Directions: Answer with a single number: the count of lines that hold "legend".

Raw data:
---*---
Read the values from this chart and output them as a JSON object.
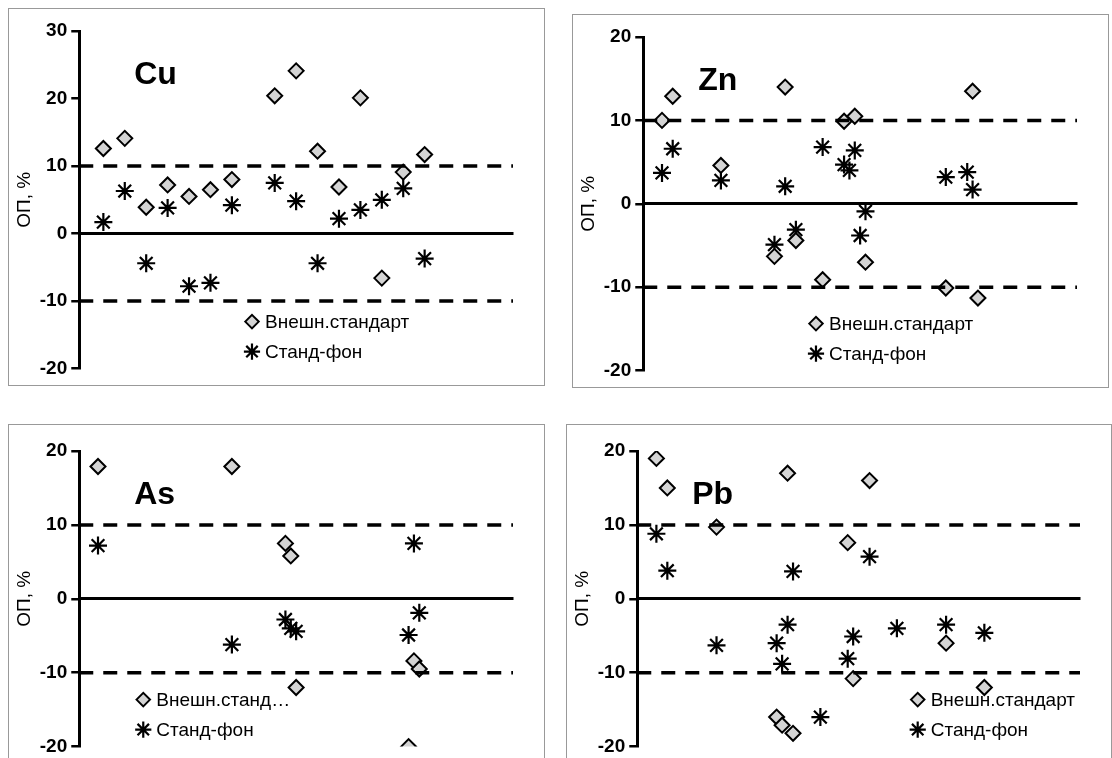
{
  "chart_data": [
    {
      "type": "scatter",
      "title": "Cu",
      "ylabel": "ОП, %",
      "categories": [
        null,
        null,
        null,
        null,
        null,
        null,
        null,
        null,
        null,
        null,
        null,
        null,
        null,
        null,
        null,
        null,
        null,
        null,
        null,
        null,
        null,
        null,
        null,
        null,
        null,
        null,
        null,
        null,
        null,
        null,
        null,
        null,
        null,
        null,
        null,
        null,
        null,
        null,
        null,
        null,
        null,
        null,
        null,
        null,
        null,
        null,
        null,
        null,
        null,
        null,
        null,
        null,
        null,
        null,
        null,
        null,
        null,
        null,
        null,
        null,
        null,
        null,
        null,
        null,
        null,
        null,
        null,
        null,
        null,
        null,
        null,
        null,
        null,
        null,
        null,
        null,
        null,
        null,
        null,
        null,
        null
      ],
      "ylim": [
        -20,
        30
      ],
      "yticks": [
        -20,
        -10,
        0,
        10,
        20,
        30
      ],
      "tick_labels": "y",
      "legend": "bottom",
      "line_style": "dashed",
      "ref_lines": [
        {
          "axis": "y",
          "value": 10
        },
        {
          "axis": "y",
          "value": -10
        }
      ],
      "series": [
        {
          "name": "Внешн.стандарт",
          "color": "#d4d4d4",
          "marker": "diamond",
          "values": [
            null,
            null,
            null,
            null,
            12.6,
            null,
            null,
            null,
            14.1,
            null,
            null,
            null,
            3.9,
            null,
            null,
            null,
            7.2,
            null,
            null,
            null,
            5.5,
            null,
            null,
            null,
            6.5,
            null,
            null,
            null,
            8.0,
            null,
            null,
            null,
            null,
            null,
            null,
            null,
            20.4,
            null,
            null,
            null,
            24.1,
            null,
            null,
            null,
            12.2,
            null,
            null,
            null,
            6.9,
            null,
            null,
            null,
            20.1,
            null,
            null,
            null,
            -6.6,
            null,
            null,
            null,
            9.1,
            null,
            null,
            null,
            11.7,
            null,
            null,
            null,
            null,
            null,
            null,
            null,
            null,
            null,
            null,
            null,
            null,
            null,
            null,
            null,
            null
          ]
        },
        {
          "name": "Станд-фон",
          "color": "#000000",
          "marker": "cross",
          "values": [
            null,
            null,
            null,
            null,
            1.7,
            null,
            null,
            null,
            6.3,
            null,
            null,
            null,
            -4.4,
            null,
            null,
            null,
            3.8,
            null,
            null,
            null,
            -7.8,
            null,
            null,
            null,
            -7.3,
            null,
            null,
            null,
            4.2,
            null,
            null,
            null,
            null,
            null,
            null,
            null,
            7.5,
            null,
            null,
            null,
            4.8,
            null,
            null,
            null,
            -4.4,
            null,
            null,
            null,
            2.2,
            null,
            null,
            null,
            3.5,
            null,
            null,
            null,
            5.0,
            null,
            null,
            null,
            6.7,
            null,
            null,
            null,
            -3.7,
            null,
            null,
            null,
            null,
            null,
            null,
            null,
            null,
            null,
            null,
            null,
            null,
            null,
            null,
            null,
            null
          ]
        }
      ]
    },
    {
      "type": "scatter",
      "title": "Zn",
      "ylabel": "ОП, %",
      "categories": [
        null,
        null,
        null,
        null,
        null,
        null,
        null,
        null,
        null,
        null,
        null,
        null,
        null,
        null,
        null,
        null,
        null,
        null,
        null,
        null,
        null,
        null,
        null,
        null,
        null,
        null,
        null,
        null,
        null,
        null,
        null,
        null,
        null,
        null,
        null,
        null,
        null,
        null,
        null,
        null,
        null,
        null,
        null,
        null,
        null,
        null,
        null,
        null,
        null,
        null,
        null,
        null,
        null,
        null,
        null,
        null,
        null,
        null,
        null,
        null,
        null,
        null,
        null,
        null,
        null,
        null,
        null,
        null,
        null,
        null,
        null,
        null,
        null,
        null,
        null,
        null,
        null,
        null,
        null,
        null,
        null
      ],
      "ylim": [
        -20,
        20
      ],
      "yticks": [
        -20,
        -10,
        0,
        10,
        20
      ],
      "tick_labels": "y",
      "legend": "bottom",
      "line_style": "dashed",
      "ref_lines": [
        {
          "axis": "y",
          "value": 10
        },
        {
          "axis": "y",
          "value": -10
        }
      ],
      "series": [
        {
          "name": "Внешн.стандарт",
          "color": "#d4d4d4",
          "marker": "diamond",
          "values": [
            null,
            null,
            null,
            10.0,
            null,
            12.9,
            null,
            null,
            null,
            null,
            null,
            null,
            null,
            null,
            4.6,
            null,
            null,
            null,
            null,
            null,
            null,
            null,
            null,
            null,
            -6.3,
            null,
            14.0,
            null,
            -4.4,
            null,
            null,
            null,
            null,
            -9.1,
            null,
            null,
            null,
            9.9,
            null,
            10.5,
            null,
            -7.0,
            null,
            null,
            null,
            null,
            null,
            null,
            null,
            null,
            null,
            null,
            null,
            null,
            null,
            null,
            -10.1,
            null,
            null,
            null,
            null,
            13.5,
            -11.3,
            null,
            null,
            null,
            null,
            null,
            null,
            null,
            null,
            null,
            null,
            null,
            null,
            null,
            null,
            null,
            null,
            null,
            null
          ]
        },
        {
          "name": "Станд-фон",
          "color": "#000000",
          "marker": "cross",
          "values": [
            null,
            null,
            null,
            3.7,
            null,
            6.6,
            null,
            null,
            null,
            null,
            null,
            null,
            null,
            null,
            2.8,
            null,
            null,
            null,
            null,
            null,
            null,
            null,
            null,
            null,
            -4.9,
            null,
            2.1,
            null,
            -3.1,
            null,
            null,
            null,
            null,
            6.8,
            null,
            null,
            null,
            4.7,
            4.0,
            6.4,
            -3.8,
            -0.9,
            null,
            null,
            null,
            null,
            null,
            null,
            null,
            null,
            null,
            null,
            null,
            null,
            null,
            null,
            3.2,
            null,
            null,
            null,
            3.8,
            1.7,
            null,
            null,
            null,
            null,
            null,
            null,
            null,
            null,
            null,
            null,
            null,
            null,
            null,
            null,
            null,
            null,
            null,
            null,
            null
          ]
        }
      ]
    },
    {
      "type": "scatter",
      "title": "As",
      "ylabel": "ОП, %",
      "categories": [
        null,
        null,
        null,
        null,
        null,
        null,
        null,
        null,
        null,
        null,
        null,
        null,
        null,
        null,
        null,
        null,
        null,
        null,
        null,
        null,
        null,
        null,
        null,
        null,
        null,
        null,
        null,
        null,
        null,
        null,
        null,
        null,
        null,
        null,
        null,
        null,
        null,
        null,
        null,
        null,
        null,
        null,
        null,
        null,
        null,
        null,
        null,
        null,
        null,
        null,
        null,
        null,
        null,
        null,
        null,
        null,
        null,
        null,
        null,
        null,
        null,
        null,
        null,
        null,
        null,
        null,
        null,
        null,
        null,
        null,
        null,
        null,
        null,
        null,
        null,
        null,
        null,
        null,
        null,
        null,
        null
      ],
      "ylim": [
        -20,
        20
      ],
      "yticks": [
        -20,
        -10,
        0,
        10,
        20
      ],
      "tick_labels": "y",
      "legend": "bottom left",
      "line_style": "dashed",
      "ref_lines": [
        {
          "axis": "y",
          "value": 10
        },
        {
          "axis": "y",
          "value": -10
        }
      ],
      "series": [
        {
          "name": "Внешн.станд…",
          "color": "#d4d4d4",
          "marker": "diamond",
          "values": [
            null,
            null,
            null,
            17.9,
            null,
            null,
            null,
            null,
            null,
            null,
            null,
            null,
            null,
            null,
            null,
            null,
            null,
            null,
            null,
            null,
            null,
            null,
            null,
            null,
            null,
            null,
            null,
            null,
            17.9,
            null,
            null,
            null,
            null,
            null,
            null,
            null,
            null,
            null,
            7.5,
            5.8,
            -12.0,
            null,
            null,
            null,
            null,
            null,
            null,
            null,
            null,
            null,
            null,
            null,
            null,
            null,
            null,
            null,
            null,
            null,
            null,
            null,
            null,
            -20.0,
            -8.4,
            -9.5,
            null,
            null,
            null,
            null,
            null,
            null,
            null,
            null,
            null,
            null,
            null,
            null,
            null,
            null,
            null,
            null,
            null
          ]
        },
        {
          "name": "Станд-фон",
          "color": "#000000",
          "marker": "cross",
          "values": [
            null,
            null,
            null,
            7.2,
            null,
            null,
            null,
            null,
            null,
            null,
            null,
            null,
            null,
            null,
            null,
            null,
            null,
            null,
            null,
            null,
            null,
            null,
            null,
            null,
            null,
            null,
            null,
            null,
            -6.2,
            null,
            null,
            null,
            null,
            null,
            null,
            null,
            null,
            null,
            -2.8,
            -4.0,
            -4.4,
            null,
            null,
            null,
            null,
            null,
            null,
            null,
            null,
            null,
            null,
            null,
            null,
            null,
            null,
            null,
            null,
            null,
            null,
            null,
            null,
            -4.9,
            7.5,
            -1.9,
            null,
            null,
            null,
            null,
            null,
            null,
            null,
            null,
            null,
            null,
            null,
            null,
            null,
            null,
            null,
            null,
            null
          ]
        }
      ]
    },
    {
      "type": "scatter",
      "title": "Pb",
      "ylabel": "ОП, %",
      "categories": [
        null,
        null,
        null,
        null,
        null,
        null,
        null,
        null,
        null,
        null,
        null,
        null,
        null,
        null,
        null,
        null,
        null,
        null,
        null,
        null,
        null,
        null,
        null,
        null,
        null,
        null,
        null,
        null,
        null,
        null,
        null,
        null,
        null,
        null,
        null,
        null,
        null,
        null,
        null,
        null,
        null,
        null,
        null,
        null,
        null,
        null,
        null,
        null,
        null,
        null,
        null,
        null,
        null,
        null,
        null,
        null,
        null,
        null,
        null,
        null,
        null,
        null,
        null,
        null,
        null,
        null,
        null,
        null,
        null,
        null,
        null,
        null,
        null,
        null,
        null,
        null,
        null,
        null,
        null,
        null,
        null
      ],
      "ylim": [
        -20,
        20
      ],
      "yticks": [
        -20,
        -10,
        0,
        10,
        20
      ],
      "tick_labels": "y",
      "legend": "bottom right",
      "line_style": "dashed",
      "ref_lines": [
        {
          "axis": "y",
          "value": 10
        },
        {
          "axis": "y",
          "value": -10
        }
      ],
      "series": [
        {
          "name": "Внешн.стандарт",
          "color": "#d4d4d4",
          "marker": "diamond",
          "values": [
            null,
            null,
            null,
            19.0,
            null,
            15.0,
            null,
            null,
            null,
            null,
            null,
            null,
            null,
            null,
            9.7,
            null,
            null,
            null,
            null,
            null,
            null,
            null,
            null,
            null,
            null,
            -16.0,
            -17.1,
            17.0,
            -18.2,
            null,
            null,
            null,
            null,
            null,
            null,
            null,
            null,
            null,
            7.6,
            -10.8,
            null,
            null,
            16.0,
            null,
            null,
            null,
            null,
            null,
            null,
            null,
            null,
            null,
            null,
            null,
            null,
            null,
            -6.0,
            null,
            null,
            null,
            null,
            null,
            null,
            -12.0,
            null,
            null,
            null,
            null,
            null,
            null,
            null,
            null,
            null,
            null,
            null,
            null,
            null,
            null,
            null,
            null,
            null
          ]
        },
        {
          "name": "Станд-фон",
          "color": "#000000",
          "marker": "cross",
          "values": [
            null,
            null,
            null,
            8.8,
            null,
            3.8,
            null,
            null,
            null,
            null,
            null,
            null,
            null,
            null,
            -6.3,
            null,
            null,
            null,
            null,
            null,
            null,
            null,
            null,
            null,
            null,
            -6.0,
            -8.8,
            -3.5,
            3.7,
            null,
            null,
            null,
            null,
            -16.0,
            null,
            null,
            null,
            null,
            -8.1,
            -5.1,
            null,
            null,
            5.7,
            null,
            null,
            null,
            null,
            -4.0,
            null,
            null,
            null,
            null,
            null,
            null,
            null,
            null,
            -3.5,
            null,
            null,
            null,
            null,
            null,
            null,
            -4.6,
            null,
            null,
            null,
            null,
            null,
            null,
            null,
            null,
            null,
            null,
            null,
            null,
            null,
            null,
            null,
            null,
            null
          ]
        }
      ]
    }
  ]
}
---*---
Result of this exercise: 4